Challenge 1 – In the newsletter piece, on which dates will the clergy and lay representatives gather for Diocesan Synod?
Challenge 2 – Using the newsletter piece, explain in one to three sentences why the strict rules of procedure are set aside during the "conference of synod".
Challenge 3 – Please return the part of the newsletter piece that opens with the words containing "As published in" and closes with "safe and inclusive.".

----- Extract provided

As published in Good Hope, the newsletter of the Diocese of Cape Town:
As Bishop Joshua wrote last month, Diocesan Synod is around the corner, and we ask for your prayers as the clergy and lay representatives of all the parishes in the Diocese gather from the 13th to 15th of June.
Synod is a time for clergy, laity and bishops to come together and take counsel on the needs of God’s church. We look at theological, pastoral and spiritual matters that should help us govern the church together for the next three years. We change our laws (the Canons) and pass resolutions to enable church order as well as to make our Diocese safe and inclusive.
Synod is marked by open and robust discussions in plenary, small Bible study groups and a “conference of synod”, in which the strict rules of procedure are set aside to enable us to have a more free-ranging conversation. At this Synod, we will be revisiting our resolution of some years ago supporting pastoral ministry to church members in same-sex civil unions and agreeing on the path forward on this sensitive matter. It has been interesting to read a recent take on the draft prayers for those in civil unions which have been compiled for the Synod of Bishops, and which I published for comment last month. The Living Church, an independent American journal which tends to be on the conservative side, describes them as “eclectic” and suggests how unusual it is to see drafts which reflect different sides of this contested debate. I urge you to read the prayers before Synod, at: https://anglicanchurchsa.org/archbishop-urges-anglicans-to-study-draft-prayers-for-ministry-to-same-sex-couples/ If you want to read the detailed description which The Living Church has published, you can do so at: https://livingchurch.org/2024/05/09/eclectic-prayers-for-same-sex-south-african-couples/
At the beginning of the month, I spent a week in Rome with other leaders of the world’s Anglican churches for a meeting of the Primates of the Communion. It was the first time we had met there and apart from having rich engagements with Roman Catholic leaders, we undertook pilgrimages to places such as the sites at which St Paul was martyred and where he was interred. A particular highlight was meeting again with Pope Francis. You can find a communique from the meeting on our Provincial website, at https://anglicanchurchsa.org.

----------
----- Supplied information

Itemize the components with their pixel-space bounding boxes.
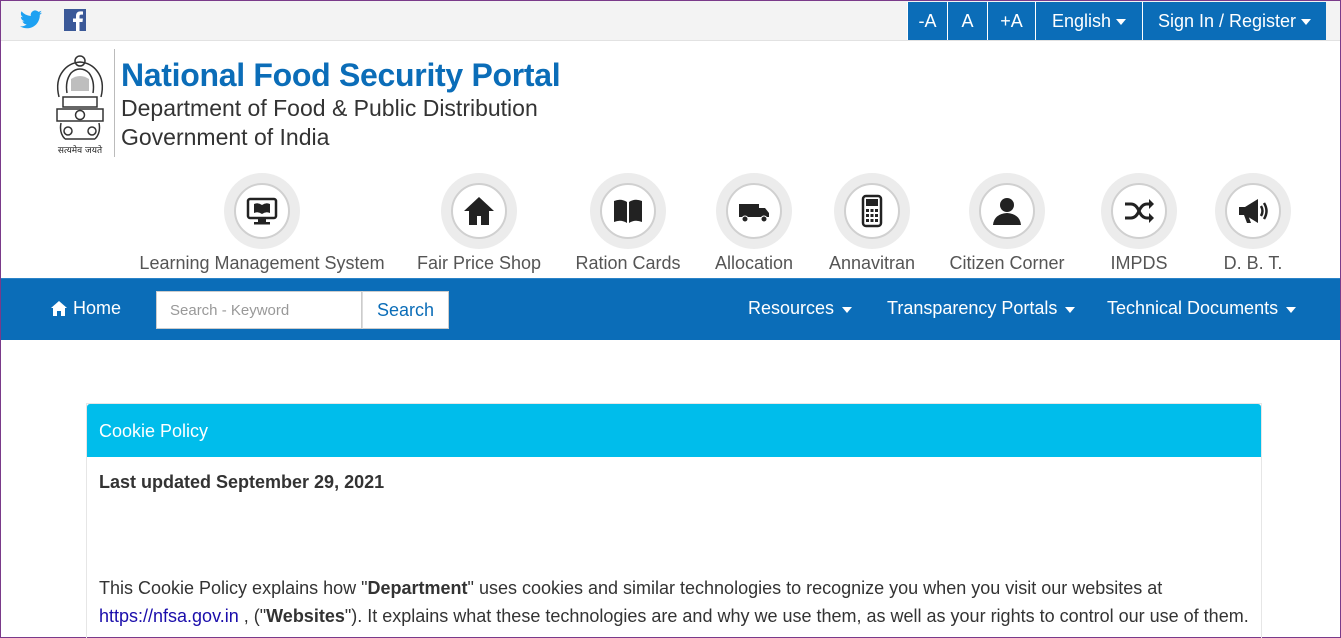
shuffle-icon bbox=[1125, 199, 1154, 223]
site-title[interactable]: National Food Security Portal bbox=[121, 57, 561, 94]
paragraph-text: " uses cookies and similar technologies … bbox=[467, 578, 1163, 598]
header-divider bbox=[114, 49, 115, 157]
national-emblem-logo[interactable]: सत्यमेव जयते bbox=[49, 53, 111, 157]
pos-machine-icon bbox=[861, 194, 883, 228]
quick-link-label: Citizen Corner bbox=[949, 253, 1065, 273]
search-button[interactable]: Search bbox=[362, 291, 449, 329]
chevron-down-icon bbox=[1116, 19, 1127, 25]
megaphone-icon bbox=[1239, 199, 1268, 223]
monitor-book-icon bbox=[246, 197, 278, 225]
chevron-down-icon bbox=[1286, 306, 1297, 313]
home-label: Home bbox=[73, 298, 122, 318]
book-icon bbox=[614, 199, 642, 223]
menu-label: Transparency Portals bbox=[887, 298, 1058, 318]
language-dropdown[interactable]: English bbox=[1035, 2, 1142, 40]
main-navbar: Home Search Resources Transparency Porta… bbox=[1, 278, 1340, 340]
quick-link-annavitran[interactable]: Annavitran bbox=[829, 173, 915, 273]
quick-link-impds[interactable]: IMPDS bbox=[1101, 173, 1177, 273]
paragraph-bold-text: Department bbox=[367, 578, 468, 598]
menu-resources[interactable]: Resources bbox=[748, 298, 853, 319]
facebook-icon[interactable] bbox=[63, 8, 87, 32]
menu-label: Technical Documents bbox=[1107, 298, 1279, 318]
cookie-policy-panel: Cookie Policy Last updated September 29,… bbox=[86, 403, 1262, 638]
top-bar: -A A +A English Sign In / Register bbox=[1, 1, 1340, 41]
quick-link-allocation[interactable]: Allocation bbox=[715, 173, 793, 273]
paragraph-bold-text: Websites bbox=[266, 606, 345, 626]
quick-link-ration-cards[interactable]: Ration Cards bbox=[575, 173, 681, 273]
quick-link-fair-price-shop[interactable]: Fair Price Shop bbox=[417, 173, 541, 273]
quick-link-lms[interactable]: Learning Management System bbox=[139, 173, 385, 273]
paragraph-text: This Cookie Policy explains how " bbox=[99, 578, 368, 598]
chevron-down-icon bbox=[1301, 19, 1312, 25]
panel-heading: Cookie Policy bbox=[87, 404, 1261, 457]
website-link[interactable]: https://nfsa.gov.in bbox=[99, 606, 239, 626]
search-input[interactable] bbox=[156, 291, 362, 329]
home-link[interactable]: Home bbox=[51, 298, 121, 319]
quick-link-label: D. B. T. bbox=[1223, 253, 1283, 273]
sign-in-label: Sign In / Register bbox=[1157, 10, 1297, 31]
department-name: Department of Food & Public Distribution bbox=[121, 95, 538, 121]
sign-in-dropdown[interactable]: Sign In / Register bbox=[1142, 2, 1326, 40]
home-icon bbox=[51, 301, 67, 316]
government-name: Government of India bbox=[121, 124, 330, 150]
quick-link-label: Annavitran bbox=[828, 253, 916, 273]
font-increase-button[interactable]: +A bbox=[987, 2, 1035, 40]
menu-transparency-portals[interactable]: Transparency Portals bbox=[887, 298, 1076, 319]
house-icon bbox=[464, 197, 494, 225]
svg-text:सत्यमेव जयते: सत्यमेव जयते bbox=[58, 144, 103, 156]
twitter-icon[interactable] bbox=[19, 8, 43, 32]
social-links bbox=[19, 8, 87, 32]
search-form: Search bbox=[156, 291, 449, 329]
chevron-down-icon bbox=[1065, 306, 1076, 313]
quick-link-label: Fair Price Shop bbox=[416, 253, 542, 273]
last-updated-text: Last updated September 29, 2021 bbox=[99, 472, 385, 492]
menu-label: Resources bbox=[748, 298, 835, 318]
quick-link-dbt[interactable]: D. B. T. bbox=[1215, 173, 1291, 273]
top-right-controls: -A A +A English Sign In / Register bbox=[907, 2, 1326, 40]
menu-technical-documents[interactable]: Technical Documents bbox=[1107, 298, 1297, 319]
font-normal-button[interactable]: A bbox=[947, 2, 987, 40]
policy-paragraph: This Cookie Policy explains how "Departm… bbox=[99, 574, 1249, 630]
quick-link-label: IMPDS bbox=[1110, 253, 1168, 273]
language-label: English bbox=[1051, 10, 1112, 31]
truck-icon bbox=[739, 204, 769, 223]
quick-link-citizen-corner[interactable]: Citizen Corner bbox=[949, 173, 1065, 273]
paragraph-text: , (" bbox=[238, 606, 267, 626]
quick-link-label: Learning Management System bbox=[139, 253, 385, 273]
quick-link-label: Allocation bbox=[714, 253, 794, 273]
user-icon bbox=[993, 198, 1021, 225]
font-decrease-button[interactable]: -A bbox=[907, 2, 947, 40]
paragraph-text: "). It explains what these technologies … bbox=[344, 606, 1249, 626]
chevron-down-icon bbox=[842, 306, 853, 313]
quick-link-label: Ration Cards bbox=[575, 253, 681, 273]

----------
----- Supplied information

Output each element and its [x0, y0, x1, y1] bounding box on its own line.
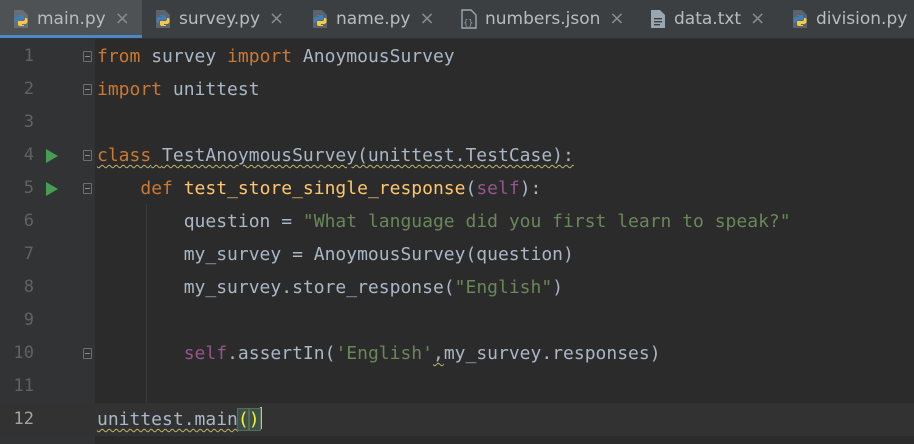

----------

Task solution 1 – From the 13th to the 15th of June.

Task solution 2 – The strict rules of procedure are set aside in the "conference of synod" so that participants can have a more free-ranging conversation.

Task solution 3 –
As published in Good Hope, the newsletter of the Diocese of Cape Town:
As Bishop Joshua wrote last month, Diocesan Synod is around the corner, and we ask for your prayers as the clergy and lay representatives of all the parishes in the Diocese gather from the 13th to 15th of June.
Synod is a time for clergy, laity and bishops to come together and take counsel on the needs of God’s church. We look at theological, pastoral and spiritual matters that should help us govern the church together for the next three years. We change our laws (the Canons) and pass resolutions to enable church order as well as to make our Diocese safe and inclusive.